• [MATERIAL]
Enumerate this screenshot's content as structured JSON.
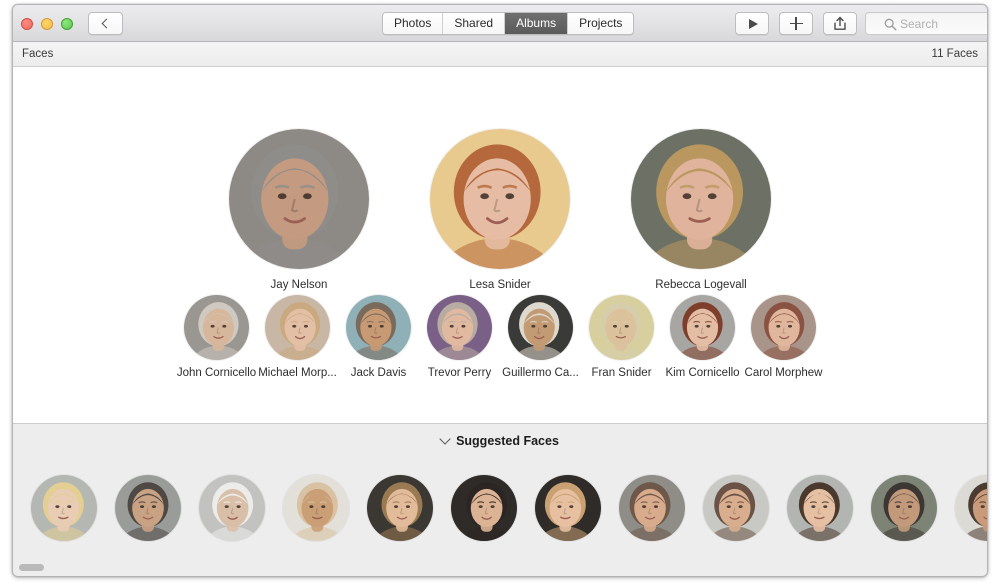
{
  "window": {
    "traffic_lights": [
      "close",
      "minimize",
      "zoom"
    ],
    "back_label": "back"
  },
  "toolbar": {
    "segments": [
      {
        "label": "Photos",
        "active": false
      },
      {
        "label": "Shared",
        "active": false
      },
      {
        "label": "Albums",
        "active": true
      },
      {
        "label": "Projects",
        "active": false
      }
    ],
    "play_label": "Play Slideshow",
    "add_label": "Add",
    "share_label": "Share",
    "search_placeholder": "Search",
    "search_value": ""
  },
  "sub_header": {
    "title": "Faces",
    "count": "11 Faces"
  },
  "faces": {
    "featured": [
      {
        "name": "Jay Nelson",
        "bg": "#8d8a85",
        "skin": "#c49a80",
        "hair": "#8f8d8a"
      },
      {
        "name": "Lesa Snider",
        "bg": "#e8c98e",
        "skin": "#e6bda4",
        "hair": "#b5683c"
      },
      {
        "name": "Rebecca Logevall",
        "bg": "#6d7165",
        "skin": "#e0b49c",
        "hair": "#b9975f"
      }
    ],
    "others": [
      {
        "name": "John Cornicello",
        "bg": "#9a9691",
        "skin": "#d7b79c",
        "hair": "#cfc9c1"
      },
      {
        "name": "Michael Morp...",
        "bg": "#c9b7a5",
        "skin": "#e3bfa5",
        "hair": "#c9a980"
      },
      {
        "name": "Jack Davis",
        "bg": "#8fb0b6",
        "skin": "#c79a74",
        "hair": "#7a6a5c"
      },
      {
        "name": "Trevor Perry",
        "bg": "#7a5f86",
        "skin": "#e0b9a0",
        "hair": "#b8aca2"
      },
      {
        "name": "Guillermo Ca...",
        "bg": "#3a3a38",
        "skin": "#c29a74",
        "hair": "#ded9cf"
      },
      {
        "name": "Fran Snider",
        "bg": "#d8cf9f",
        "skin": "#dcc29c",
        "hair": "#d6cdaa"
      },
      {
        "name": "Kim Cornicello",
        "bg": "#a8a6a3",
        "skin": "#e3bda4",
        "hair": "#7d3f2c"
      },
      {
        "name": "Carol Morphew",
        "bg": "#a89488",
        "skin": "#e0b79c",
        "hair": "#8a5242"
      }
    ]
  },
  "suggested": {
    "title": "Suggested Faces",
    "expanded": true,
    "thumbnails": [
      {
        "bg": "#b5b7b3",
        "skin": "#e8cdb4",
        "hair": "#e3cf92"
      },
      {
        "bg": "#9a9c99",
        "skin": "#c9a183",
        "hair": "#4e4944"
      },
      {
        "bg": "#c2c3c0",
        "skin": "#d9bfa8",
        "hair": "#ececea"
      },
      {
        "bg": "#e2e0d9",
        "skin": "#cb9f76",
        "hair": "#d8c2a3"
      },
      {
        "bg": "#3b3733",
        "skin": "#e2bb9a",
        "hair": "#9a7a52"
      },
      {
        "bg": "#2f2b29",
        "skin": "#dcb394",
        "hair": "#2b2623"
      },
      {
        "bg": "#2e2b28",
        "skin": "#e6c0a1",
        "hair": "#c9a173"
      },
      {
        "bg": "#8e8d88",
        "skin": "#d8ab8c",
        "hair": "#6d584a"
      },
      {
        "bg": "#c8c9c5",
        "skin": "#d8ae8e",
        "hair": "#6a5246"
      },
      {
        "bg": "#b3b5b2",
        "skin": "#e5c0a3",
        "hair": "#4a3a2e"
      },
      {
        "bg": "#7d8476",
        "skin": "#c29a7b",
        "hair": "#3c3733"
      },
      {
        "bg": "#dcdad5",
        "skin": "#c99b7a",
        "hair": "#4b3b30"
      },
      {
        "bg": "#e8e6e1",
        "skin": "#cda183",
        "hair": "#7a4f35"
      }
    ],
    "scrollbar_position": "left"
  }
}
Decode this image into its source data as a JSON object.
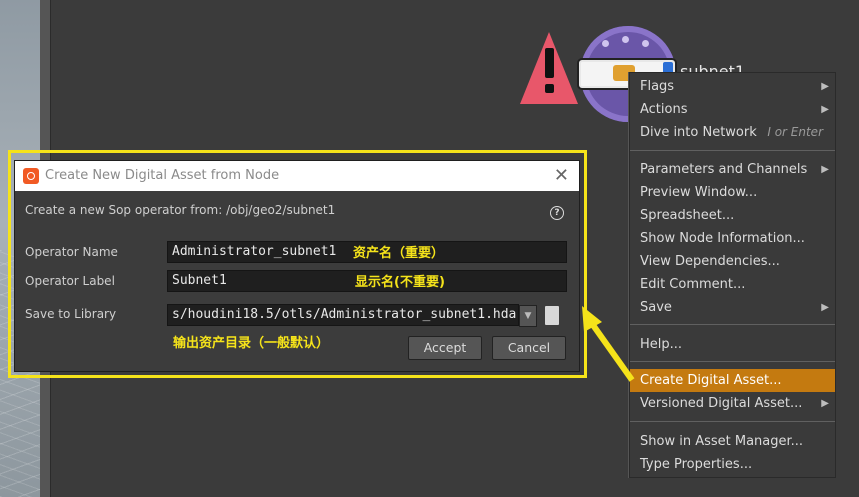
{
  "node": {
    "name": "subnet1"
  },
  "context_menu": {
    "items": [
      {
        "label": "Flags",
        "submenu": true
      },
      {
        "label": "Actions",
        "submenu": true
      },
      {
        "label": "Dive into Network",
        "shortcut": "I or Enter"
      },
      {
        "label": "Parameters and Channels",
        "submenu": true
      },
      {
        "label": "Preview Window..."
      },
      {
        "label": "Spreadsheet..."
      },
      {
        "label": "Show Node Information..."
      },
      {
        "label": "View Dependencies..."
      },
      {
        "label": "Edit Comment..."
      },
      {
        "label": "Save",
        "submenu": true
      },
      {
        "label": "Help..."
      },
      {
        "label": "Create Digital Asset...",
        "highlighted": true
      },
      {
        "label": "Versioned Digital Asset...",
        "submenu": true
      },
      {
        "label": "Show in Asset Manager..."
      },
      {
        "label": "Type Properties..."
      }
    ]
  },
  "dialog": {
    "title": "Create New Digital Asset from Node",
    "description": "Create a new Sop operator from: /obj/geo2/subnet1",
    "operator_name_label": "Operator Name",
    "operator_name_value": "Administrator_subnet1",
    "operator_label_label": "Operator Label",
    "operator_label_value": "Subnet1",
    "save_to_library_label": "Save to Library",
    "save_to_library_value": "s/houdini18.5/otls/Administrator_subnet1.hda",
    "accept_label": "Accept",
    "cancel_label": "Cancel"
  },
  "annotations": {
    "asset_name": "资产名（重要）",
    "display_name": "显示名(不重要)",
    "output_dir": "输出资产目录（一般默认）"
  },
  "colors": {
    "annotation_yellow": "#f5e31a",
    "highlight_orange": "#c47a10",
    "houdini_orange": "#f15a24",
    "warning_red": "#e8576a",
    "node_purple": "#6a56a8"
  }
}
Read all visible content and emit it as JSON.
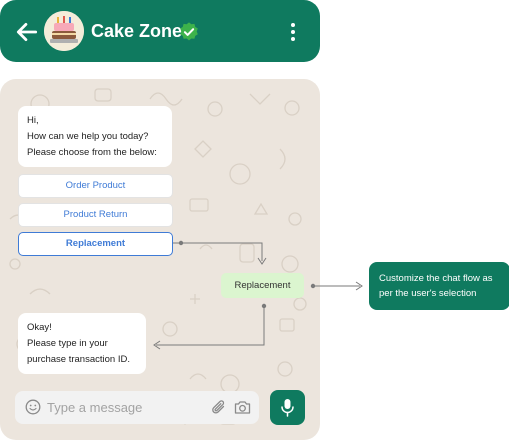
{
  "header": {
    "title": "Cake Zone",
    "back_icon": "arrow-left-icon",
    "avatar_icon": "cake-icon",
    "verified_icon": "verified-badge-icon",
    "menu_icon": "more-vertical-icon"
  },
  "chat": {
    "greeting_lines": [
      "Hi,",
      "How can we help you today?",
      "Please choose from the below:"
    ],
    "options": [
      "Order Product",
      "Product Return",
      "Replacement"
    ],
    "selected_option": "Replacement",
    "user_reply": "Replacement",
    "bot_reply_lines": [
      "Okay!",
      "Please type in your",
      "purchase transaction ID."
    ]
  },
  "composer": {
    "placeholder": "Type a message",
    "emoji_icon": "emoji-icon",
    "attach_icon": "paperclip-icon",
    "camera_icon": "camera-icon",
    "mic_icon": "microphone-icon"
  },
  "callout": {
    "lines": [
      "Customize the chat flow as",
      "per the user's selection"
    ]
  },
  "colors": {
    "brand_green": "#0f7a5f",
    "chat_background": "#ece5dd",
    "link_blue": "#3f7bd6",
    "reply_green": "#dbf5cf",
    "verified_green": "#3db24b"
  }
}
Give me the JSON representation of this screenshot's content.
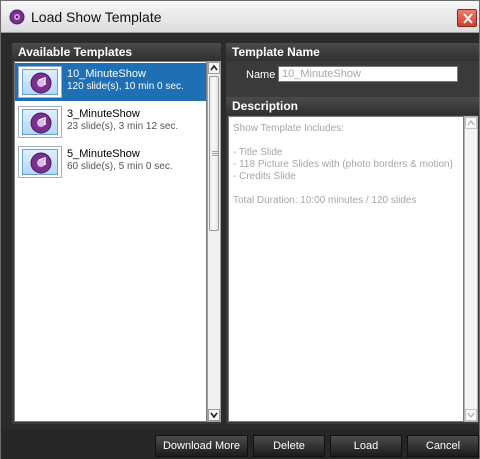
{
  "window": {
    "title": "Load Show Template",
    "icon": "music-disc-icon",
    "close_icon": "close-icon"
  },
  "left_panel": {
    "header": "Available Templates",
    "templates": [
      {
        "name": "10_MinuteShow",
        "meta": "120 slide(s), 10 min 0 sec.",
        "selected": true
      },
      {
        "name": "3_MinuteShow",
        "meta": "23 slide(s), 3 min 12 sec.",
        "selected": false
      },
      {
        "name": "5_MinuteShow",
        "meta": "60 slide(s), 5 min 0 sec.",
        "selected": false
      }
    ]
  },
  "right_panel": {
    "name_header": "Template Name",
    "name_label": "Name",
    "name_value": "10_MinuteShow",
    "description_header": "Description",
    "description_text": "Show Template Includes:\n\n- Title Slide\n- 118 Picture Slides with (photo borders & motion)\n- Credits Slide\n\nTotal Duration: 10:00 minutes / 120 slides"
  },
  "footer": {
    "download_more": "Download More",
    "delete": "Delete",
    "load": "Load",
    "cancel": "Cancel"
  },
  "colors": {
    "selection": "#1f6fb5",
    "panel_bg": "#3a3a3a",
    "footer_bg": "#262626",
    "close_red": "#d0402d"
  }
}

• [THE TASK] What do the lines above say from the line containing "Give me the" through the last line? Quote them exactly, both ends included, and leave out the pictures.

• [WORKED SOLUTION]
Give me the JSON representation of this screenshot's content.
{
  "window": {
    "title": "Load Show Template",
    "icon": "music-disc-icon",
    "close_icon": "close-icon"
  },
  "left_panel": {
    "header": "Available Templates",
    "templates": [
      {
        "name": "10_MinuteShow",
        "meta": "120 slide(s), 10 min 0 sec.",
        "selected": true
      },
      {
        "name": "3_MinuteShow",
        "meta": "23 slide(s), 3 min 12 sec.",
        "selected": false
      },
      {
        "name": "5_MinuteShow",
        "meta": "60 slide(s), 5 min 0 sec.",
        "selected": false
      }
    ]
  },
  "right_panel": {
    "name_header": "Template Name",
    "name_label": "Name",
    "name_value": "10_MinuteShow",
    "description_header": "Description",
    "description_text": "Show Template Includes:\n\n- Title Slide\n- 118 Picture Slides with (photo borders & motion)\n- Credits Slide\n\nTotal Duration: 10:00 minutes / 120 slides"
  },
  "footer": {
    "download_more": "Download More",
    "delete": "Delete",
    "load": "Load",
    "cancel": "Cancel"
  },
  "colors": {
    "selection": "#1f6fb5",
    "panel_bg": "#3a3a3a",
    "footer_bg": "#262626",
    "close_red": "#d0402d"
  }
}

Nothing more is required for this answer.